◆ Objective:
Drop all images and give the records again exactly.

======== Material for this exercise ========

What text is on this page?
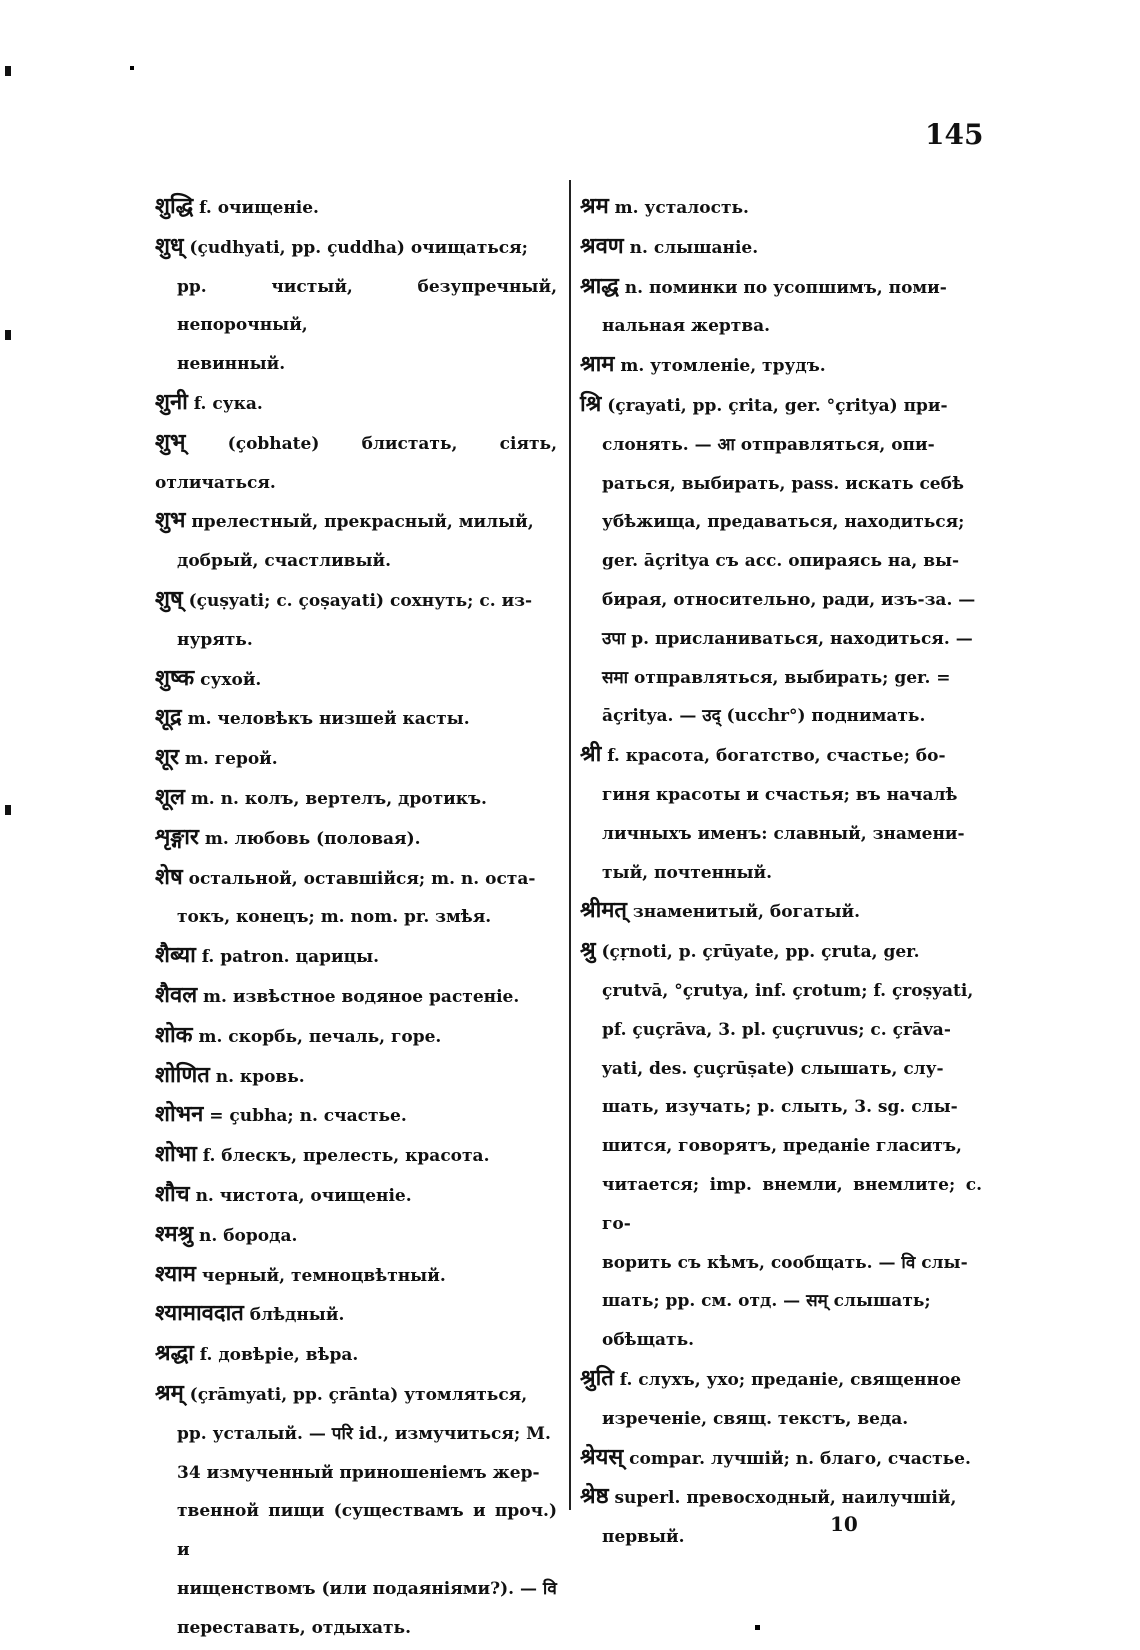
145
शुद्धि f. очищеніе.
शुध् (çudhyati, pp. çuddha) очищаться;
pp. чистый, безупречный, непорочный,
невинный.
शुनी f. сука.
शुभ् (çobhate) блистать, сіять, отличаться.
शुभ прелестный, прекрасный, милый,
добрый, счастливый.
शुष् (çuṣyati; c. çoṣayati) сохнуть; c. из-
нурять.
शुष्क сухой.
शूद्र m. человѣкъ низшей касты.
शूर m. герой.
शूल m. n. колъ, вертелъ, дротикъ.
शृङ्गार m. любовь (половая).
शेष остальной, оставшійся; m. n. оста-
токъ, конецъ; m. nom. pr. змѣя.
शैब्या f. patron. царицы.
शैवल m. извѣстное водяное растеніе.
शोक m. скорбь, печаль, горе.
शोणित n. кровь.
शोभन = çubha; n. счастье.
शोभा f. блескъ, прелесть, красота.
शौच n. чистота, очищеніе.
श्मश्रु n. борода.
श्याम черный, темноцвѣтный.
श्यामावदात блѣдный.
श्रद्धा f. довѣріе, вѣра.
श्रम् (çrāmyati, pp. çrānta) утомляться,
pp. усталый. — परि id., измучиться; M.
34 измученный приношеніемъ жер-
твенной пищи (существамъ и проч.) и
нищенствомъ (или подаяніями?). — वि
переставать, отдыхать.
श्रम m. усталость.
श्रवण n. слышаніе.
श्राद्ध n. поминки по усопшимъ, поми-
нальная жертва.
श्राम m. утомленіе, трудъ.
श्रि (çrayati, pp. çrita, ger. °çritya) при-
слонять. — आ отправляться, опи-
раться, выбирать, pass. искать себѣ
убѣжища, предаваться, находиться;
ger. āçritya съ acc. опираясь на, вы-
бирая, относительно, ради, изъ-за. —
उपा p. присланиваться, находиться. —
समा отправляться, выбирать; ger. =
āçritya. — उद् (ucchr°) поднимать.
श्री f. красота, богатство, счастье; бо-
гиня красоты и счастья; въ началѣ
личныхъ именъ: славный, знамени-
тый, почтенный.
श्रीमत् знаменитый, богатый.
श्रु (çṛnoti, p. çrūyate, pp. çruta, ger.
çrutvā, °çrutya, inf. çrotum; f. çroṣyati,
pf. çuçrāva, 3. pl. çuçruvus; c. çrāva-
yati, des. çuçrūṣate) слышать, слу-
шать, изучать; p. слыть, 3. sg. слы-
шится, говорятъ, преданіе гласитъ,
читается; imp. внемли, внемлите; c. го-
ворить съ кѣмъ, сообщать. — वि слы-
шать; pp. см. отд. — सम् слышать;
обѣщать.
श्रुति f. слухъ, ухо; преданіе, священное
изреченіе, свящ. текстъ, веда.
श्रेयस् compar. лучшій; n. благо, счастье.
श्रेष्ठ superl. превосходный, наилучшій,
первый.
10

========

◆ The output:
What text is on this page?
145
शुद्धि f. очищеніе.
शुध् (çudhyati, pp. çuddha) очищаться;
pp. чистый, безупречный, непорочный,
невинный.
शुनी f. сука.
शुभ् (çobhate) блистать, сіять, отличаться.
शुभ прелестный, прекрасный, милый,
добрый, счастливый.
शुष् (çuṣyati; c. çoṣayati) сохнуть; c. из-
нурять.
शुष्क сухой.
शूद्र m. человѣкъ низшей касты.
शूर m. герой.
शूल m. n. колъ, вертелъ, дротикъ.
शृङ्गार m. любовь (половая).
शेष остальной, оставшійся; m. n. оста-
токъ, конецъ; m. nom. pr. змѣя.
शैब्या f. patron. царицы.
शैवल m. извѣстное водяное растеніе.
शोक m. скорбь, печаль, горе.
शोणित n. кровь.
शोभन = çubha; n. счастье.
शोभा f. блескъ, прелесть, красота.
शौच n. чистота, очищеніе.
श्मश्रु n. борода.
श्याम черный, темноцвѣтный.
श्यामावदात блѣдный.
श्रद्धा f. довѣріе, вѣра.
श्रम् (çrāmyati, pp. çrānta) утомляться,
pp. усталый. — परि id., измучиться; M.
34 измученный приношеніемъ жер-
твенной пищи (существамъ и проч.) и
нищенствомъ (или подаяніями?). — वि
переставать, отдыхать.
श्रम m. усталость.
श्रवण n. слышаніе.
श्राद्ध n. поминки по усопшимъ, поми-
нальная жертва.
श्राम m. утомленіе, трудъ.
श्रि (çrayati, pp. çrita, ger. °çritya) при-
слонять. — आ отправляться, опи-
раться, выбирать, pass. искать себѣ
убѣжища, предаваться, находиться;
ger. āçritya съ acc. опираясь на, вы-
бирая, относительно, ради, изъ-за. —
उपा p. присланиваться, находиться. —
समा отправляться, выбирать; ger. =
āçritya. — उद् (ucchr°) поднимать.
श्री f. красота, богатство, счастье; бо-
гиня красоты и счастья; въ началѣ
личныхъ именъ: славный, знамени-
тый, почтенный.
श्रीमत् знаменитый, богатый.
श्रु (çṛnoti, p. çrūyate, pp. çruta, ger.
çrutvā, °çrutya, inf. çrotum; f. çroṣyati,
pf. çuçrāva, 3. pl. çuçruvus; c. çrāva-
yati, des. çuçrūṣate) слышать, слу-
шать, изучать; p. слыть, 3. sg. слы-
шится, говорятъ, преданіе гласитъ,
читается; imp. внемли, внемлите; c. го-
ворить съ кѣмъ, сообщать. — वि слы-
шать; pp. см. отд. — सम् слышать;
обѣщать.
श्रुति f. слухъ, ухо; преданіе, священное
изреченіе, свящ. текстъ, веда.
श्रेयस् compar. лучшій; n. благо, счастье.
श्रेष्ठ superl. превосходный, наилучшій,
первый.
10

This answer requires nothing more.